Copy out the data below as written; omit any images.

** START Exercise materials **

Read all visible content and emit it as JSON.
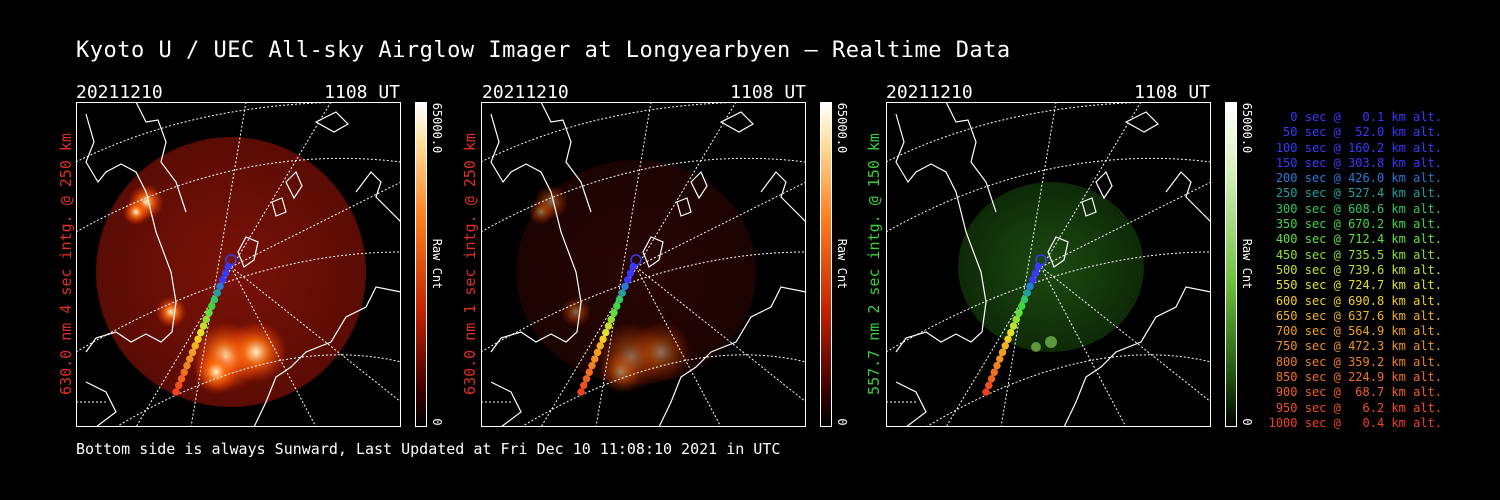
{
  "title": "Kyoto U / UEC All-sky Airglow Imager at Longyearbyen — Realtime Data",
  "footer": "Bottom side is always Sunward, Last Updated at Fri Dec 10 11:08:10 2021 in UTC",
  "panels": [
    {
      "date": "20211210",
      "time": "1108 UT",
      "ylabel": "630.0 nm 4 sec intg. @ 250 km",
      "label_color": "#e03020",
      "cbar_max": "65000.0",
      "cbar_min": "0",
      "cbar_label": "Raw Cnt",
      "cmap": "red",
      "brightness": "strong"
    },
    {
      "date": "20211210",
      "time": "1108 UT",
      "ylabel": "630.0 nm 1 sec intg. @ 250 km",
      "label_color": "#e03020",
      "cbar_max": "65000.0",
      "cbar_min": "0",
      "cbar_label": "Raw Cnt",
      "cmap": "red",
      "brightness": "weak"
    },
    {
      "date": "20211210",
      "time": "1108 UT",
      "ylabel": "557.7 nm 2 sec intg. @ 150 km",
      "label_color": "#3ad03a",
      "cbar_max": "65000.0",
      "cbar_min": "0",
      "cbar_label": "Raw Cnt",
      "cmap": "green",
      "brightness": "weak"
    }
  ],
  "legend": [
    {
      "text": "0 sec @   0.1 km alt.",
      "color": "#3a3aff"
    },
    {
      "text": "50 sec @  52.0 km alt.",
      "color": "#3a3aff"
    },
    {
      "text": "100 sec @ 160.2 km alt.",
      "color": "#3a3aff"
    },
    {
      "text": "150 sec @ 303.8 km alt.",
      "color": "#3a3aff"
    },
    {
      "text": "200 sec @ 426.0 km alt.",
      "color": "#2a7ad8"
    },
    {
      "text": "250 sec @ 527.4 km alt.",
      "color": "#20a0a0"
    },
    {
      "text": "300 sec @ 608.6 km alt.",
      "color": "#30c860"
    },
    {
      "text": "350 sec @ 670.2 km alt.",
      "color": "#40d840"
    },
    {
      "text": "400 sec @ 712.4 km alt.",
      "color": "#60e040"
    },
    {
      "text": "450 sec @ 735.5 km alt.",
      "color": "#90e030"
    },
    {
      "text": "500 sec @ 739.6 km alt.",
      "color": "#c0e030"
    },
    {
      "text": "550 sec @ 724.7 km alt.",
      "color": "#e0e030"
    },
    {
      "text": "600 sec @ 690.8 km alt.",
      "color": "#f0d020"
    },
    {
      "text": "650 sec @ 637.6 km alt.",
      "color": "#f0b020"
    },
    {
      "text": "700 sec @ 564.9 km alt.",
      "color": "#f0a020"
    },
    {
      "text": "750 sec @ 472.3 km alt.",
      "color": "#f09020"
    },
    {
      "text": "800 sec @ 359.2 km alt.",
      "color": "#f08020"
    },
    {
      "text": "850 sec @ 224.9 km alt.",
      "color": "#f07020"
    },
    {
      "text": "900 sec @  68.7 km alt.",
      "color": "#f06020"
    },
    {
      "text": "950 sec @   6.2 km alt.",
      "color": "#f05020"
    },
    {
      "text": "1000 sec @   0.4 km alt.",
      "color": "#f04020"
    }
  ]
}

** END Exercise materials **

■ Answer for the task:
Read all visible content and emit it as JSON.
{
  "title": "Kyoto U / UEC All-sky Airglow Imager at Longyearbyen — Realtime Data",
  "footer": "Bottom side is always Sunward, Last Updated at Fri Dec 10 11:08:10 2021 in UTC",
  "panels": [
    {
      "date": "20211210",
      "time": "1108 UT",
      "ylabel": "630.0 nm 4 sec intg. @ 250 km",
      "label_color": "#e03020",
      "cbar_max": "65000.0",
      "cbar_min": "0",
      "cbar_label": "Raw Cnt",
      "cmap": "red",
      "brightness": "strong"
    },
    {
      "date": "20211210",
      "time": "1108 UT",
      "ylabel": "630.0 nm 1 sec intg. @ 250 km",
      "label_color": "#e03020",
      "cbar_max": "65000.0",
      "cbar_min": "0",
      "cbar_label": "Raw Cnt",
      "cmap": "red",
      "brightness": "weak"
    },
    {
      "date": "20211210",
      "time": "1108 UT",
      "ylabel": "557.7 nm 2 sec intg. @ 150 km",
      "label_color": "#3ad03a",
      "cbar_max": "65000.0",
      "cbar_min": "0",
      "cbar_label": "Raw Cnt",
      "cmap": "green",
      "brightness": "weak"
    }
  ],
  "legend": [
    {
      "text": "0 sec @   0.1 km alt.",
      "color": "#3a3aff"
    },
    {
      "text": "50 sec @  52.0 km alt.",
      "color": "#3a3aff"
    },
    {
      "text": "100 sec @ 160.2 km alt.",
      "color": "#3a3aff"
    },
    {
      "text": "150 sec @ 303.8 km alt.",
      "color": "#3a3aff"
    },
    {
      "text": "200 sec @ 426.0 km alt.",
      "color": "#2a7ad8"
    },
    {
      "text": "250 sec @ 527.4 km alt.",
      "color": "#20a0a0"
    },
    {
      "text": "300 sec @ 608.6 km alt.",
      "color": "#30c860"
    },
    {
      "text": "350 sec @ 670.2 km alt.",
      "color": "#40d840"
    },
    {
      "text": "400 sec @ 712.4 km alt.",
      "color": "#60e040"
    },
    {
      "text": "450 sec @ 735.5 km alt.",
      "color": "#90e030"
    },
    {
      "text": "500 sec @ 739.6 km alt.",
      "color": "#c0e030"
    },
    {
      "text": "550 sec @ 724.7 km alt.",
      "color": "#e0e030"
    },
    {
      "text": "600 sec @ 690.8 km alt.",
      "color": "#f0d020"
    },
    {
      "text": "650 sec @ 637.6 km alt.",
      "color": "#f0b020"
    },
    {
      "text": "700 sec @ 564.9 km alt.",
      "color": "#f0a020"
    },
    {
      "text": "750 sec @ 472.3 km alt.",
      "color": "#f09020"
    },
    {
      "text": "800 sec @ 359.2 km alt.",
      "color": "#f08020"
    },
    {
      "text": "850 sec @ 224.9 km alt.",
      "color": "#f07020"
    },
    {
      "text": "900 sec @  68.7 km alt.",
      "color": "#f06020"
    },
    {
      "text": "950 sec @   6.2 km alt.",
      "color": "#f05020"
    },
    {
      "text": "1000 sec @   0.4 km alt.",
      "color": "#f04020"
    }
  ]
}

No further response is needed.